**Directive**
Take each line that has the word "meters" and return it.

**Exercise input**

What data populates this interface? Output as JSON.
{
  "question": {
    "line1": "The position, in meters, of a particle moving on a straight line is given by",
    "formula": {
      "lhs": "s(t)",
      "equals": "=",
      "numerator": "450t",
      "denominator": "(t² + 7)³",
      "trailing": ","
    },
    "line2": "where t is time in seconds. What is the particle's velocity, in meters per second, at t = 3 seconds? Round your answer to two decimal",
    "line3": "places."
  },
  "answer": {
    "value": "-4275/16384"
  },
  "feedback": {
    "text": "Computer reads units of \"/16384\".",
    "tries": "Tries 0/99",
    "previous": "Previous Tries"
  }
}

**The response**
    "line1": "The position, in meters, of a particle moving on a straight line is given by",
    "line2": "where t is time in seconds. What is the particle's velocity, in meters per second, at t = 3 seconds? Round your answer to two decimal",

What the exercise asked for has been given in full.